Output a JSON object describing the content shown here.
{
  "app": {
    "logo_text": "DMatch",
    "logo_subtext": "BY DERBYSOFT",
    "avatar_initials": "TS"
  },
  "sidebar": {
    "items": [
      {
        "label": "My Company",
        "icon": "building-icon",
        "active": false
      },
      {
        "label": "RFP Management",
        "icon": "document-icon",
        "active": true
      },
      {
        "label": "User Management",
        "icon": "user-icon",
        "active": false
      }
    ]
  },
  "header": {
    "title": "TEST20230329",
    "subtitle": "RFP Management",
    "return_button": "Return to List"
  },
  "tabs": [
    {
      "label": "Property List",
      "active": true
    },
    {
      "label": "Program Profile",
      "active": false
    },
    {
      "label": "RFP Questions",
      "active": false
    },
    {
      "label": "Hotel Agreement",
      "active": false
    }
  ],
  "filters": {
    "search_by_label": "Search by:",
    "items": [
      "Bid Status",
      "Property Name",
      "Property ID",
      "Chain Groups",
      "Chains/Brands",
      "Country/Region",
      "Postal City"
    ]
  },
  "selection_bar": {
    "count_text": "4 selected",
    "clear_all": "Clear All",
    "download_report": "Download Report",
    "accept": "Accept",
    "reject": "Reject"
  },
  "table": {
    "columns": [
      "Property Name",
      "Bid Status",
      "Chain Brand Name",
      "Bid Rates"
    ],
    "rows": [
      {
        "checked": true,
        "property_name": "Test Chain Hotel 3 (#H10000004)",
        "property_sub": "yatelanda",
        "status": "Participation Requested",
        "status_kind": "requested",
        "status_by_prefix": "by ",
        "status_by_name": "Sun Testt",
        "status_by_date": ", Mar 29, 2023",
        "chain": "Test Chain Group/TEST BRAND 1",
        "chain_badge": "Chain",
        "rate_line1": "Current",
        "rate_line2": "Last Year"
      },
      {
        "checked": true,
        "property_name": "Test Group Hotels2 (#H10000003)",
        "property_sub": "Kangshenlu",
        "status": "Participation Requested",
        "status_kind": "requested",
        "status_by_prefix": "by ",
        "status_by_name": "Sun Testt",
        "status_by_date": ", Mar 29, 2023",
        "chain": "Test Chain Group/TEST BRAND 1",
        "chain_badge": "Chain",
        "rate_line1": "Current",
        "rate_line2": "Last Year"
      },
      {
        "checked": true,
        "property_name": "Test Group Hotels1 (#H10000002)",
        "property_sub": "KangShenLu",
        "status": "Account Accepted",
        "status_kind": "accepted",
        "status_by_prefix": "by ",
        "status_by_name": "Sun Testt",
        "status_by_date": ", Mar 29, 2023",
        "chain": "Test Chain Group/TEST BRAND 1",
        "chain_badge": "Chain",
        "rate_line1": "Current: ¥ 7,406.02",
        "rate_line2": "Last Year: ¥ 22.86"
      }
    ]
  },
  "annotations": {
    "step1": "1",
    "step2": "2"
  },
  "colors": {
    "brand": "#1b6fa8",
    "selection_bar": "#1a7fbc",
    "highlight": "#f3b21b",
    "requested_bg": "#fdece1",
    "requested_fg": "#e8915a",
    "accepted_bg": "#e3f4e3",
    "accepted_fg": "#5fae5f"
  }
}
◇ ◇ ◇ ◇ ◇ ◇ ◇
[Work to do]:
Please restate the records in full, word for word.

[Exercise response]:
Output a JSON object describing the content shown here.
{
  "app": {
    "logo_text": "DMatch",
    "logo_subtext": "BY DERBYSOFT",
    "avatar_initials": "TS"
  },
  "sidebar": {
    "items": [
      {
        "label": "My Company",
        "icon": "building-icon",
        "active": false
      },
      {
        "label": "RFP Management",
        "icon": "document-icon",
        "active": true
      },
      {
        "label": "User Management",
        "icon": "user-icon",
        "active": false
      }
    ]
  },
  "header": {
    "title": "TEST20230329",
    "subtitle": "RFP Management",
    "return_button": "Return to List"
  },
  "tabs": [
    {
      "label": "Property List",
      "active": true
    },
    {
      "label": "Program Profile",
      "active": false
    },
    {
      "label": "RFP Questions",
      "active": false
    },
    {
      "label": "Hotel Agreement",
      "active": false
    }
  ],
  "filters": {
    "search_by_label": "Search by:",
    "items": [
      "Bid Status",
      "Property Name",
      "Property ID",
      "Chain Groups",
      "Chains/Brands",
      "Country/Region",
      "Postal City"
    ]
  },
  "selection_bar": {
    "count_text": "4 selected",
    "clear_all": "Clear All",
    "download_report": "Download Report",
    "accept": "Accept",
    "reject": "Reject"
  },
  "table": {
    "columns": [
      "Property Name",
      "Bid Status",
      "Chain Brand Name",
      "Bid Rates"
    ],
    "rows": [
      {
        "checked": true,
        "property_name": "Test Chain Hotel 3 (#H10000004)",
        "property_sub": "yatelanda",
        "status": "Participation Requested",
        "status_kind": "requested",
        "status_by_prefix": "by ",
        "status_by_name": "Sun Testt",
        "status_by_date": ", Mar 29, 2023",
        "chain": "Test Chain Group/TEST BRAND 1",
        "chain_badge": "Chain",
        "rate_line1": "Current",
        "rate_line2": "Last Year"
      },
      {
        "checked": true,
        "property_name": "Test Group Hotels2 (#H10000003)",
        "property_sub": "Kangshenlu",
        "status": "Participation Requested",
        "status_kind": "requested",
        "status_by_prefix": "by ",
        "status_by_name": "Sun Testt",
        "status_by_date": ", Mar 29, 2023",
        "chain": "Test Chain Group/TEST BRAND 1",
        "chain_badge": "Chain",
        "rate_line1": "Current",
        "rate_line2": "Last Year"
      },
      {
        "checked": true,
        "property_name": "Test Group Hotels1 (#H10000002)",
        "property_sub": "KangShenLu",
        "status": "Account Accepted",
        "status_kind": "accepted",
        "status_by_prefix": "by ",
        "status_by_name": "Sun Testt",
        "status_by_date": ", Mar 29, 2023",
        "chain": "Test Chain Group/TEST BRAND 1",
        "chain_badge": "Chain",
        "rate_line1": "Current: ¥ 7,406.02",
        "rate_line2": "Last Year: ¥ 22.86"
      }
    ]
  },
  "annotations": {
    "step1": "1",
    "step2": "2"
  },
  "colors": {
    "brand": "#1b6fa8",
    "selection_bar": "#1a7fbc",
    "highlight": "#f3b21b",
    "requested_bg": "#fdece1",
    "requested_fg": "#e8915a",
    "accepted_bg": "#e3f4e3",
    "accepted_fg": "#5fae5f"
  }
}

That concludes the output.